→ WORK TASK 1
From the passage on the Atzamba family, extract the stretch from "In my journey" through "massacred in Sochi." word for word.
→ WORK TASK 2
In the passage on the Atzamba family, which year does the writer give for the journey to Abkhazia?
→ WORK TASK 3
Write what comes next in the passage on the Atzamba family, picking up after its final sentence.

A view from the commemorations in Kefken

Although I knew that my grandmother and her sister were Circassian, I did not know that all Caucasian people were called “Circassian” by the Ottomans, and that the elders of my family were originally Abkhazian, coming from a royal Abkhazian family, namely Atzambas. I came across all these facts while looking up the traces of my family in various resources. For example, Mr. Aziz, one of my grandmother’s brothers, had assumed the surname of Atzamba when he was exiled abroad together with Nevrestan Osmanoğlu and settled in France.

Abkhazia, Lake Ritsa

In my journey to Abkhazia in 2014 following its recent declaration of independence, I sought traces of this royal family. Unfortunately, I could not find anyone from the Atzamba family, who were among the first to be massacred in Sochi.

→ SUPPLIED RECORDS
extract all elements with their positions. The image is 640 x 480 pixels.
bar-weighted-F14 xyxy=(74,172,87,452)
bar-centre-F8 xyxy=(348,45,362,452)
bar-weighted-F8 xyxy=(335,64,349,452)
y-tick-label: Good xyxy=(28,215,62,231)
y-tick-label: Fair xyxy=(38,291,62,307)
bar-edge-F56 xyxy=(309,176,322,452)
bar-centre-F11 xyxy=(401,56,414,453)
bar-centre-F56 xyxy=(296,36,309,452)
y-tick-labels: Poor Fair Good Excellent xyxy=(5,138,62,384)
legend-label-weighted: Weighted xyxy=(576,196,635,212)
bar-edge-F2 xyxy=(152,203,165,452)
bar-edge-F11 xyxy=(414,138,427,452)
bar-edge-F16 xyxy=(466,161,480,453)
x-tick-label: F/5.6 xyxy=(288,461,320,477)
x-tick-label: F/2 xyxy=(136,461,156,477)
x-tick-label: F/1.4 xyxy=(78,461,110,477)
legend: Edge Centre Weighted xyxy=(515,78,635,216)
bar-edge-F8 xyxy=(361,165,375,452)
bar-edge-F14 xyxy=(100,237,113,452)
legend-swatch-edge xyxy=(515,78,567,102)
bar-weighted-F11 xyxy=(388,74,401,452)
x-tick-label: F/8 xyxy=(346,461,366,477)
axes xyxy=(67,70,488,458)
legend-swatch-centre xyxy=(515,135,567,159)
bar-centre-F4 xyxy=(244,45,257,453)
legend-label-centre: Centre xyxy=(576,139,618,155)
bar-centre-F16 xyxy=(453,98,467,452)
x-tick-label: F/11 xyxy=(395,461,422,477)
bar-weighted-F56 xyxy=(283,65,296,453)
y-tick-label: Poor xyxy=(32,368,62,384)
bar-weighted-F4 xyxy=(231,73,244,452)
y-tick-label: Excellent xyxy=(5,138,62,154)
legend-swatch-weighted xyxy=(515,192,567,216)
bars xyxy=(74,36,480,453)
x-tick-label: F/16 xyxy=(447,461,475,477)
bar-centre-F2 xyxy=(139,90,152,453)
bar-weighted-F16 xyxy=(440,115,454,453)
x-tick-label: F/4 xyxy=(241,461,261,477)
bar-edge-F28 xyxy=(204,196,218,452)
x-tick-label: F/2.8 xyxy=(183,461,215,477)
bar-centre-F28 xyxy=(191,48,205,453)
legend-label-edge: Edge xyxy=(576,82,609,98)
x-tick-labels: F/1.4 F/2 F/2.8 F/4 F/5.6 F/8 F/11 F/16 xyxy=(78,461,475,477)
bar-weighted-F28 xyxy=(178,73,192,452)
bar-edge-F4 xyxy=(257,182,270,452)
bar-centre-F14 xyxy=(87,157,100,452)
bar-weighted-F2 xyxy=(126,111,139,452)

→ TASK RESULT 1
In my journey to Abkhazia in 2014 following its recent declaration of independence, I sought traces of this royal family. Unfortunately, I could not find anyone from the Atzamba family, who were among the first to be massacred in Sochi.

→ TASK RESULT 2
2014

→ TASK RESULT 3
Harem Memoirs of a Circassian Princess

Princess Leyla Açba

I found out that there was a caste system in Abkhazia since the middle ages, along with a strong aristocracy, and they “gave away daughters” in the Ottoman Imperial harem on many occasions. For further reading on this subject, please refer to the Harem Memoirs of a Circassian Princess by Ms. Leyla Açba.

Image used for the interview with Nevrestan Osmanoğlu in RichtigReisen İstanbul

My father’s aunt Nevrestan Osmanoğlu mentioned in her interview for the book titled“Richtig Reisen” İstanbul that Atzamba family had previously given “brides” to the Ottoman palace, too.

In my genealogy researches, I found out that my grandmother and her family had settled in the Harmanlı village of Karapürçek town of Sakarya. When I visited this village in 2015, I was quite surprised to see that there was still an Abkhazian population who spoke Abkhazian fluently and maintained the Abkhazian traditions. The Abkhazian culture is very dedicated to the tradition and recognizes you with the “family line”. Another astonishing aspect of the village was that the natural environment was incredibly similar to that of Abkhazia. Under the grand trees of the village of Harmanlı, you suddenly feel as if you are in Abkhazia.

According to the birth register, my grandmother Mrs. Nezihe was born in 1890 in Circassia. The people who migrated from the Caucasian region to the Ottoman land were called “Circassians”, and their “homeland” was called Circassia. My grandmother’s younger sister Mrs. Nevrestan was born in 1893 in Adapazarı, according to the register.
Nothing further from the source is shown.